## STATED EXERCISE
Extract each line of the data below exactly as written.

+---+

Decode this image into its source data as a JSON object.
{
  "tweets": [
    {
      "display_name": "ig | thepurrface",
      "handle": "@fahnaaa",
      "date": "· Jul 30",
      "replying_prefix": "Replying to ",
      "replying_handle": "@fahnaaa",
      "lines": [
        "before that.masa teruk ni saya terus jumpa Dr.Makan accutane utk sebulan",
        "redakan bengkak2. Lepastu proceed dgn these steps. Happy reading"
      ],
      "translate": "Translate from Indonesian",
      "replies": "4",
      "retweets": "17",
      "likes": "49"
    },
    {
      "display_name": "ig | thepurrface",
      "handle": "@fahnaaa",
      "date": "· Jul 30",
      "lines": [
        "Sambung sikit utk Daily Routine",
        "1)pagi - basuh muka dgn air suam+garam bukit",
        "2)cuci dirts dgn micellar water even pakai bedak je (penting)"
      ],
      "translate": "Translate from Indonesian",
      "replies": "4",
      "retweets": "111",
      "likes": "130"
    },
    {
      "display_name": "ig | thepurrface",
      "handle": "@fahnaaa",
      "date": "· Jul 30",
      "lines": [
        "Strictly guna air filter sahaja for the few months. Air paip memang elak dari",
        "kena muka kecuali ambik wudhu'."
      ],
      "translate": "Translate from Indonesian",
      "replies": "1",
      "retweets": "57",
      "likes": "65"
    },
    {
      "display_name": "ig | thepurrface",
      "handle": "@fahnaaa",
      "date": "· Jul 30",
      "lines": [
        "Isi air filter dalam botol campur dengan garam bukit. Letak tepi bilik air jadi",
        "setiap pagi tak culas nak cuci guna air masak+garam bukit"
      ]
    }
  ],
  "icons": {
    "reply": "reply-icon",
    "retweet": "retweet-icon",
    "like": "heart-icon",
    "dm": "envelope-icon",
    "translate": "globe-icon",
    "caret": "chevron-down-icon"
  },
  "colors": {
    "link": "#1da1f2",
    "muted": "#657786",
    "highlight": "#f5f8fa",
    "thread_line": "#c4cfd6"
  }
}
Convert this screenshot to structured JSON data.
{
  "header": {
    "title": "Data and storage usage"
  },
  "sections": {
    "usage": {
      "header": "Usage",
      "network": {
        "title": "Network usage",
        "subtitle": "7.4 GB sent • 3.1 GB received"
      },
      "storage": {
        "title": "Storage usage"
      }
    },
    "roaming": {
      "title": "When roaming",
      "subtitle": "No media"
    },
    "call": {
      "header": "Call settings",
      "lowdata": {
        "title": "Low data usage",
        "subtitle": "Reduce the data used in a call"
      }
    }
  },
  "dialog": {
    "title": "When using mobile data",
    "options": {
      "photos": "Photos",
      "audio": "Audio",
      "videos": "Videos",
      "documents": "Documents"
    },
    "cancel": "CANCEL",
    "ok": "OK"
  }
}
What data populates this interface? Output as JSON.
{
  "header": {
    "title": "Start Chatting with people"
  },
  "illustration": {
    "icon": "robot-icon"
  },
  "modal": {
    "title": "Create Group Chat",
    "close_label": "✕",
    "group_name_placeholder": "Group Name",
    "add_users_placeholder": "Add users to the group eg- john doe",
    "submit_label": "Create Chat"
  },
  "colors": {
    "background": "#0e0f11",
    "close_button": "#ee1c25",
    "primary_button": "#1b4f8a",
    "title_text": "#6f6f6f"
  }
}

+---+

## RESULT OF THE TASK
Decode this image into its source data as a JSON object.
{
  "tweets": [
    {
      "display_name": "ig | thepurrface",
      "handle": "@fahnaaa",
      "date": "· Jul 30",
      "replying_prefix": "Replying to ",
      "replying_handle": "@fahnaaa",
      "lines": [
        "before that.masa teruk ni saya terus jumpa Dr.Makan accutane utk sebulan",
        "redakan bengkak2. Lepastu proceed dgn these steps. Happy reading"
      ],
      "translate": "Translate from Indonesian",
      "replies": "4",
      "retweets": "17",
      "likes": "49"
    },
    {
      "display_name": "ig | thepurrface",
      "handle": "@fahnaaa",
      "date": "· Jul 30",
      "lines": [
        "Sambung sikit utk Daily Routine",
        "1)pagi - basuh muka dgn air suam+garam bukit",
        "2)cuci dirts dgn micellar water even pakai bedak je (penting)"
      ],
      "translate": "Translate from Indonesian",
      "replies": "4",
      "retweets": "111",
      "likes": "130"
    },
    {
      "display_name": "ig | thepurrface",
      "handle": "@fahnaaa",
      "date": "· Jul 30",
      "lines": [
        "Strictly guna air filter sahaja for the few months. Air paip memang elak dari",
        "kena muka kecuali ambik wudhu'."
      ],
      "translate": "Translate from Indonesian",
      "replies": "1",
      "retweets": "57",
      "likes": "65"
    },
    {
      "display_name": "ig | thepurrface",
      "handle": "@fahnaaa",
      "date": "· Jul 30",
      "lines": [
        "Isi air filter dalam botol campur dengan garam bukit. Letak tepi bilik air jadi",
        "setiap pagi tak culas nak cuci guna air masak+garam bukit"
      ]
    }
  ],
  "icons": {
    "reply": "reply-icon",
    "retweet": "retweet-icon",
    "like": "heart-icon",
    "dm": "envelope-icon",
    "translate": "globe-icon",
    "caret": "chevron-down-icon"
  },
  "colors": {
    "link": "#1da1f2",
    "muted": "#657786",
    "highlight": "#f5f8fa",
    "thread_line": "#c4cfd6"
  }
}
Convert this screenshot to structured JSON data.
{
  "header": {
    "title": "Data and storage usage"
  },
  "sections": {
    "usage": {
      "header": "Usage",
      "network": {
        "title": "Network usage",
        "subtitle": "7.4 GB sent • 3.1 GB received"
      },
      "storage": {
        "title": "Storage usage"
      }
    },
    "roaming": {
      "title": "When roaming",
      "subtitle": "No media"
    },
    "call": {
      "header": "Call settings",
      "lowdata": {
        "title": "Low data usage",
        "subtitle": "Reduce the data used in a call"
      }
    }
  },
  "dialog": {
    "title": "When using mobile data",
    "options": {
      "photos": "Photos",
      "audio": "Audio",
      "videos": "Videos",
      "documents": "Documents"
    },
    "cancel": "CANCEL",
    "ok": "OK"
  }
}
What data populates this interface? Output as JSON.
{
  "header": {
    "title": "Start Chatting with people"
  },
  "illustration": {
    "icon": "robot-icon"
  },
  "modal": {
    "title": "Create Group Chat",
    "close_label": "✕",
    "group_name_placeholder": "Group Name",
    "add_users_placeholder": "Add users to the group eg- john doe",
    "submit_label": "Create Chat"
  },
  "colors": {
    "background": "#0e0f11",
    "close_button": "#ee1c25",
    "primary_button": "#1b4f8a",
    "title_text": "#6f6f6f"
  }
}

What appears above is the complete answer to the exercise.